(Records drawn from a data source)
----------

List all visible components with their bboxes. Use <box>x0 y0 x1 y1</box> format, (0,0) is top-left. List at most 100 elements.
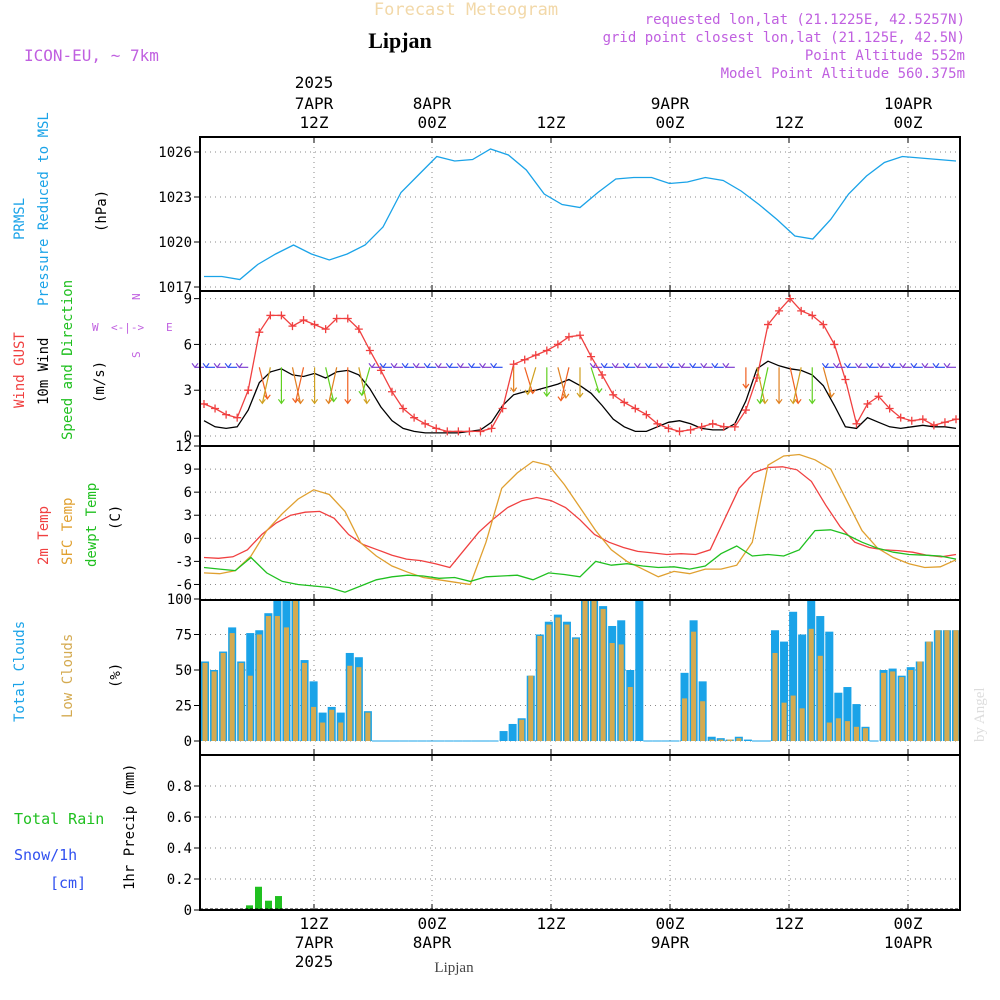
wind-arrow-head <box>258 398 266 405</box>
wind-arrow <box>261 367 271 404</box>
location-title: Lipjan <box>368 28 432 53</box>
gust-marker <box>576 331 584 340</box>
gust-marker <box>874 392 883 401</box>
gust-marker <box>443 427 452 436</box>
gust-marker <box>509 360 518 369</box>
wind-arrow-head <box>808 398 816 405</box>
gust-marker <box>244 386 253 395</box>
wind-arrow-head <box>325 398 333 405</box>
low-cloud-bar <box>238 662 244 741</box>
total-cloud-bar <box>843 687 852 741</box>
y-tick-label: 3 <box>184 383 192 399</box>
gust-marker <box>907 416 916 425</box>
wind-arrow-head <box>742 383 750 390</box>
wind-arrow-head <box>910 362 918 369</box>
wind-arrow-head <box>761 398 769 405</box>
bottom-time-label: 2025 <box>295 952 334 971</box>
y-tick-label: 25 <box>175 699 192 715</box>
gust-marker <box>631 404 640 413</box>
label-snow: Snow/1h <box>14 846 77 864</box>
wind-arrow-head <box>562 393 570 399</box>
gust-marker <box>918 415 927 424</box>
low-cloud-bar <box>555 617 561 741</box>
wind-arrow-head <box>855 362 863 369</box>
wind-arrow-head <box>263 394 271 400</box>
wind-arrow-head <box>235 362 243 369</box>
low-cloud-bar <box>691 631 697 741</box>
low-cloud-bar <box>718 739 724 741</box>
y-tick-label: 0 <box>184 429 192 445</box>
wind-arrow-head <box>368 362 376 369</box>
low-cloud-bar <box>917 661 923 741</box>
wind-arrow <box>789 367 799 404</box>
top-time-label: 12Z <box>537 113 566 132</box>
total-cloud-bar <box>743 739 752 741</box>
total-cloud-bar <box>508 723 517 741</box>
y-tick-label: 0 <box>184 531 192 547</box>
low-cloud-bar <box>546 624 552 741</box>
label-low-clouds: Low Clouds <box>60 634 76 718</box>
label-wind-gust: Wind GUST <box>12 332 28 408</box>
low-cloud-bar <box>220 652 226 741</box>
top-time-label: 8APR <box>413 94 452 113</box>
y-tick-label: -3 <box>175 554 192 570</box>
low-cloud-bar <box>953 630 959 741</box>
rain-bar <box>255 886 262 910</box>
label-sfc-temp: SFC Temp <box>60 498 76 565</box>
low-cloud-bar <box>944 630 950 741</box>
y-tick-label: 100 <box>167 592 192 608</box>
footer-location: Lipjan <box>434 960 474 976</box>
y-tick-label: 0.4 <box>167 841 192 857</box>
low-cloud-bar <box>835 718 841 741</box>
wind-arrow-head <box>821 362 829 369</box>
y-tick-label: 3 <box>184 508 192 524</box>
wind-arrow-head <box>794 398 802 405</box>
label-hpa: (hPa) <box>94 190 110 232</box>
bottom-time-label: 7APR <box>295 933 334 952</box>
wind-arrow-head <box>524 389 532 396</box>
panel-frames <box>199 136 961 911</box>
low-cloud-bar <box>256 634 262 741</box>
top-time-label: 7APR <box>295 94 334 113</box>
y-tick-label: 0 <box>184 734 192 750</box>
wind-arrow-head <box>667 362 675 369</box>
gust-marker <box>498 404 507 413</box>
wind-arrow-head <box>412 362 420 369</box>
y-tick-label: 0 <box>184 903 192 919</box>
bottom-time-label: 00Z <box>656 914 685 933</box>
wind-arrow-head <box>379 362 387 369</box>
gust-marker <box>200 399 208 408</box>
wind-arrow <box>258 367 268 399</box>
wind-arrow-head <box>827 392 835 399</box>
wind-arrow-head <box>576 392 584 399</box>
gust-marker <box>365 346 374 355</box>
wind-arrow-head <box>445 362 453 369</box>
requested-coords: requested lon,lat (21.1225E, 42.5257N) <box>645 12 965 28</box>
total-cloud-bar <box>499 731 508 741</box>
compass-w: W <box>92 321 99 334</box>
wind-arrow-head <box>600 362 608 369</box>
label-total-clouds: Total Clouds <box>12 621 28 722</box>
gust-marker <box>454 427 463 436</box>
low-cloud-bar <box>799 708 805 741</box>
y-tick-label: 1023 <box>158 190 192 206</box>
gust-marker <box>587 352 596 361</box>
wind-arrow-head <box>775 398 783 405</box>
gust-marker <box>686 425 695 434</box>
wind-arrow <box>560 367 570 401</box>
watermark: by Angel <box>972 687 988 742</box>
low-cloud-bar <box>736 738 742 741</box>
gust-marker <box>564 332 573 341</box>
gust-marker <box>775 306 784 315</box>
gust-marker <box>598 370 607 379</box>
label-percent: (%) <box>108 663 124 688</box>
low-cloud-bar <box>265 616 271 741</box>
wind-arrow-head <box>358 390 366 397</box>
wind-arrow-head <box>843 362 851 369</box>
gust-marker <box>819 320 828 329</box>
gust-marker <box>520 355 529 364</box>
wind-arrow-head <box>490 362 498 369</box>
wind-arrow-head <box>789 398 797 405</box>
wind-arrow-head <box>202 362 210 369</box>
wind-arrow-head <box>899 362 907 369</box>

----------

Please copy out, word for word, the stretch of the records from the line containing "wind-arrow-head <box>258 398 266 405</box>" through the line containing "low-cloud-bar <box>944 630 950 741</box>", including both of those lines.

### TASK RESPONSE:
wind-arrow-head <box>258 398 266 405</box>
wind-arrow <box>261 367 271 404</box>
location-title: Lipjan <box>368 28 432 53</box>
gust-marker <box>576 331 584 340</box>
gust-marker <box>874 392 883 401</box>
gust-marker <box>443 427 452 436</box>
gust-marker <box>509 360 518 369</box>
wind-arrow-head <box>808 398 816 405</box>
gust-marker <box>244 386 253 395</box>
wind-arrow-head <box>325 398 333 405</box>
low-cloud-bar <box>238 662 244 741</box>
total-cloud-bar <box>843 687 852 741</box>
y-tick-label: 3 <box>184 383 192 399</box>
gust-marker <box>907 416 916 425</box>
wind-arrow-head <box>742 383 750 390</box>
wind-arrow-head <box>910 362 918 369</box>
wind-arrow-head <box>761 398 769 405</box>
bottom-time-label: 2025 <box>295 952 334 971</box>
y-tick-label: 25 <box>175 699 192 715</box>
gust-marker <box>631 404 640 413</box>
label-snow: Snow/1h <box>14 846 77 864</box>
wind-arrow-head <box>562 393 570 399</box>
gust-marker <box>918 415 927 424</box>
low-cloud-bar <box>555 617 561 741</box>
wind-arrow-head <box>855 362 863 369</box>
wind-arrow-head <box>263 394 271 400</box>
wind-arrow-head <box>235 362 243 369</box>
low-cloud-bar <box>691 631 697 741</box>
low-cloud-bar <box>718 739 724 741</box>
y-tick-label: 0 <box>184 429 192 445</box>
wind-arrow-head <box>368 362 376 369</box>
low-cloud-bar <box>917 661 923 741</box>
wind-arrow <box>789 367 799 404</box>
top-time-label: 12Z <box>537 113 566 132</box>
total-cloud-bar <box>743 739 752 741</box>
total-cloud-bar <box>508 723 517 741</box>
y-tick-label: 0 <box>184 531 192 547</box>
low-cloud-bar <box>546 624 552 741</box>
label-low-clouds: Low Clouds <box>60 634 76 718</box>
label-wind-gust: Wind GUST <box>12 332 28 408</box>
low-cloud-bar <box>220 652 226 741</box>
top-time-label: 8APR <box>413 94 452 113</box>
y-tick-label: -3 <box>175 554 192 570</box>
low-cloud-bar <box>953 630 959 741</box>
rain-bar <box>255 886 262 910</box>
label-sfc-temp: SFC Temp <box>60 498 76 565</box>
low-cloud-bar <box>944 630 950 741</box>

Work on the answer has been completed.